BRIEF |
From the entries that follow, list every line in which the string "Nollywood" appears.

[Figure data in JSON]

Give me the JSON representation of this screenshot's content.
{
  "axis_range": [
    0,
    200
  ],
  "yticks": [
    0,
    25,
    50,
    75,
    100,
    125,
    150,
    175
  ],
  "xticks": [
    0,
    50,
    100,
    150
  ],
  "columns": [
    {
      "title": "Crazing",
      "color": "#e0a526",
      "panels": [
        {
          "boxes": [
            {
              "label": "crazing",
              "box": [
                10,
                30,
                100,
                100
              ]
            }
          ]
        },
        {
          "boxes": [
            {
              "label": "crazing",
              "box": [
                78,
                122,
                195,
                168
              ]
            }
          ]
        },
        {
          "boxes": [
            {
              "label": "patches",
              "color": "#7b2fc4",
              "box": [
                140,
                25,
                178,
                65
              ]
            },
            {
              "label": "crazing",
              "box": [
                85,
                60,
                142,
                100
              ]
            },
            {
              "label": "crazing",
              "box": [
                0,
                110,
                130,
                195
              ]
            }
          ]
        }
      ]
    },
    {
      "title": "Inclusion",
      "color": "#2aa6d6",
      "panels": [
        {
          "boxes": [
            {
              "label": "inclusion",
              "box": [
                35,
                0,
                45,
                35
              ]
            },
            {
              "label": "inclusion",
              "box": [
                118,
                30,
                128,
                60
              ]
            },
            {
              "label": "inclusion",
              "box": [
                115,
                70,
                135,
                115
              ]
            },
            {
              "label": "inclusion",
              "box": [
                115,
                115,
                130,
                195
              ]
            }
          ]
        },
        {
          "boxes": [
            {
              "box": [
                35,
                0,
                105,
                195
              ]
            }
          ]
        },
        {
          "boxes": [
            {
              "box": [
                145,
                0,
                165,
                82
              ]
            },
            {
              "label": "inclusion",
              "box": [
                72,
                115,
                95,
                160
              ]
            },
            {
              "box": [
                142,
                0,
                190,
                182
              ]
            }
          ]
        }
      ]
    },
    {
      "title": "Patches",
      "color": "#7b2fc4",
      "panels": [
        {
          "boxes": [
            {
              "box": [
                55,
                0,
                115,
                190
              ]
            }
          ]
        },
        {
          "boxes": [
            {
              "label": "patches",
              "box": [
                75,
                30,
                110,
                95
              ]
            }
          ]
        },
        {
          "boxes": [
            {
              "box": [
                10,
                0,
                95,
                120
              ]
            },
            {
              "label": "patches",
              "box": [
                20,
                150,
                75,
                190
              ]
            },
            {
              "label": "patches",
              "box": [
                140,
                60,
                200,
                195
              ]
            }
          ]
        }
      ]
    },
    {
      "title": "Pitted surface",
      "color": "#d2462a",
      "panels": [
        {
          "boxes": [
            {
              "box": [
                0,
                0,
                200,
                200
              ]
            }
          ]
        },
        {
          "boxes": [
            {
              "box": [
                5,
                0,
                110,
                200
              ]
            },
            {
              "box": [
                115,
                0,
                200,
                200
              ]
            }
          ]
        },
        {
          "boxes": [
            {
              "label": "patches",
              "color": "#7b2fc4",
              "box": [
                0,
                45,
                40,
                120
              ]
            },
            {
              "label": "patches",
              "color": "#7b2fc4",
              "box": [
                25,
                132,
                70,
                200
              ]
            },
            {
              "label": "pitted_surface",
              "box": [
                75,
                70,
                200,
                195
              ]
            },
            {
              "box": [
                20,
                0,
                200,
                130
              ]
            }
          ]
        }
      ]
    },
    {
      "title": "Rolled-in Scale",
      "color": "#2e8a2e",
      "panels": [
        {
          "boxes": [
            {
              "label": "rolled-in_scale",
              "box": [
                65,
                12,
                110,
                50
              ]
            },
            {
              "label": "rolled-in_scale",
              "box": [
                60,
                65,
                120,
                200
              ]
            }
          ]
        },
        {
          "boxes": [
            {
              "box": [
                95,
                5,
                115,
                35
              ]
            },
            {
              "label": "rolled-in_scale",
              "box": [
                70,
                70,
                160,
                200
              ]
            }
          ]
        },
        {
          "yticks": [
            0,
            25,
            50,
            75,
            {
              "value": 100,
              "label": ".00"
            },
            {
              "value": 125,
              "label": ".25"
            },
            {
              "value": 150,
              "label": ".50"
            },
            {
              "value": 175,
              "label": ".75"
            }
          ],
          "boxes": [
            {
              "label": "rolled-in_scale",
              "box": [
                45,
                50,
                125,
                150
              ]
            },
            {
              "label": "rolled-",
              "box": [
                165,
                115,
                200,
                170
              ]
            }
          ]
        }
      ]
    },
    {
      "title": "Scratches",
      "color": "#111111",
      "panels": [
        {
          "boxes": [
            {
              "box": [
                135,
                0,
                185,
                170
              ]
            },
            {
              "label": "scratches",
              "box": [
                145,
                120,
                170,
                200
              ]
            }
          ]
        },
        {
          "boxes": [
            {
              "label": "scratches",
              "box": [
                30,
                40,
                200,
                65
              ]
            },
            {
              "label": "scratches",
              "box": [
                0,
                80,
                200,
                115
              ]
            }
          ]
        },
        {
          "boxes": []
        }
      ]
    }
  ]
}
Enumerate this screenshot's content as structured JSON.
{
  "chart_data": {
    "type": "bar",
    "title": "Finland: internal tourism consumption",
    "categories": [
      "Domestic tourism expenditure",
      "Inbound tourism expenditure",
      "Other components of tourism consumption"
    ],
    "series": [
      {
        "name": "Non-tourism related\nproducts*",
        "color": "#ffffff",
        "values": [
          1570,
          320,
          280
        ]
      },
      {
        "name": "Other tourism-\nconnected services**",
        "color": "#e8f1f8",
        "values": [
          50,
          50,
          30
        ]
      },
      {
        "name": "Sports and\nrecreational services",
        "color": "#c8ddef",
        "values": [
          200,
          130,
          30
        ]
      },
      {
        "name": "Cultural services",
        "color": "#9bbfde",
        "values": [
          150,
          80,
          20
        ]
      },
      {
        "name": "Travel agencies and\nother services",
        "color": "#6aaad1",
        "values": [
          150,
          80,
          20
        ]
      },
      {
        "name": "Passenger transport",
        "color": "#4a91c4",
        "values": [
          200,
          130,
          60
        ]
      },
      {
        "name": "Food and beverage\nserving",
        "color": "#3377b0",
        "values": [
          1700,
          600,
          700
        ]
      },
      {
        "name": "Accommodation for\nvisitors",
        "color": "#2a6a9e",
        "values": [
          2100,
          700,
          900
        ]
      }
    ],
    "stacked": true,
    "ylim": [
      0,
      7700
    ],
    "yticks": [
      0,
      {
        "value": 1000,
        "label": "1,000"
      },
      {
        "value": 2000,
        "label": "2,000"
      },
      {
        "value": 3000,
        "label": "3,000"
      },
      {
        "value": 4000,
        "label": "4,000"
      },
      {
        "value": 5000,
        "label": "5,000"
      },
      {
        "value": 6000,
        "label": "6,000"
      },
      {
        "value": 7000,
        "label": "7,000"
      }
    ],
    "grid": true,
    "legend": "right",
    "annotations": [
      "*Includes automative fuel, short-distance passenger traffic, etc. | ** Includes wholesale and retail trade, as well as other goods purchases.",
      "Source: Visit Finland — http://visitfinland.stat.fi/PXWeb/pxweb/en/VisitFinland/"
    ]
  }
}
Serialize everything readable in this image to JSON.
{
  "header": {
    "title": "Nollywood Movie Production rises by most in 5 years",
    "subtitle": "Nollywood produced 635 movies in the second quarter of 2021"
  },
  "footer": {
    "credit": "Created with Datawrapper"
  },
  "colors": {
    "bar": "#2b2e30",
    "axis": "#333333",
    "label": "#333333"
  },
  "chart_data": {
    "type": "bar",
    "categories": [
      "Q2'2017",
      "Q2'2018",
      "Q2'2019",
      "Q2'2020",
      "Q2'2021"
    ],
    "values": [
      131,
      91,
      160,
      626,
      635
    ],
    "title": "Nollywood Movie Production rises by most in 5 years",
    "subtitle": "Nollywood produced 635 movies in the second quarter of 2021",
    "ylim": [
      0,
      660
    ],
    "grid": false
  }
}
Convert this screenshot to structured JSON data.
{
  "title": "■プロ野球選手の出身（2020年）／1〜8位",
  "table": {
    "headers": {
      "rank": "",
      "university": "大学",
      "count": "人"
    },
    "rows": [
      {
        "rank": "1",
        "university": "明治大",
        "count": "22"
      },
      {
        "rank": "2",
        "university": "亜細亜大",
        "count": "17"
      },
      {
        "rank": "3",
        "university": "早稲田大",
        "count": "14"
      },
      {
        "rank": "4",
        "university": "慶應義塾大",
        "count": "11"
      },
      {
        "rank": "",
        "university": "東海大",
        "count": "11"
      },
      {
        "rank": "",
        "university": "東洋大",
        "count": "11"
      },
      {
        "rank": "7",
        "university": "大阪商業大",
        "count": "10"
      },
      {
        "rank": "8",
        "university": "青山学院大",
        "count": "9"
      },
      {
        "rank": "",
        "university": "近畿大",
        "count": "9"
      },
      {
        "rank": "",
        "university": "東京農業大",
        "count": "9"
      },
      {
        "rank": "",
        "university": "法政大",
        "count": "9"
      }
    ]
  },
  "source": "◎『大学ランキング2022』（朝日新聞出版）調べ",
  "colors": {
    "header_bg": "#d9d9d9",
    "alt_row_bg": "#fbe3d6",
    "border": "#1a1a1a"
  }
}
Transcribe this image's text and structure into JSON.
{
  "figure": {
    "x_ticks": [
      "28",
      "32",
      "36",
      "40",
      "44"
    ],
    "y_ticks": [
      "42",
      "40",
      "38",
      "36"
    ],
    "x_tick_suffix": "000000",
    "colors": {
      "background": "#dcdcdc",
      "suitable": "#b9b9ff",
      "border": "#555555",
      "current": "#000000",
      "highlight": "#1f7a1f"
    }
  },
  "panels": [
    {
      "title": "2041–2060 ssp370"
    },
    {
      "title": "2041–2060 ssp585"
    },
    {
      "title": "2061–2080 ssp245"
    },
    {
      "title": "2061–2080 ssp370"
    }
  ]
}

RESPONSE FOR THIS EXERCISE |
    "title": "Nollywood Movie Production rises by most in 5 years",
    "subtitle": "Nollywood produced 635 movies in the second quarter of 2021"
    "title": "Nollywood Movie Production rises by most in 5 years",
    "subtitle": "Nollywood produced 635 movies in the second quarter of 2021",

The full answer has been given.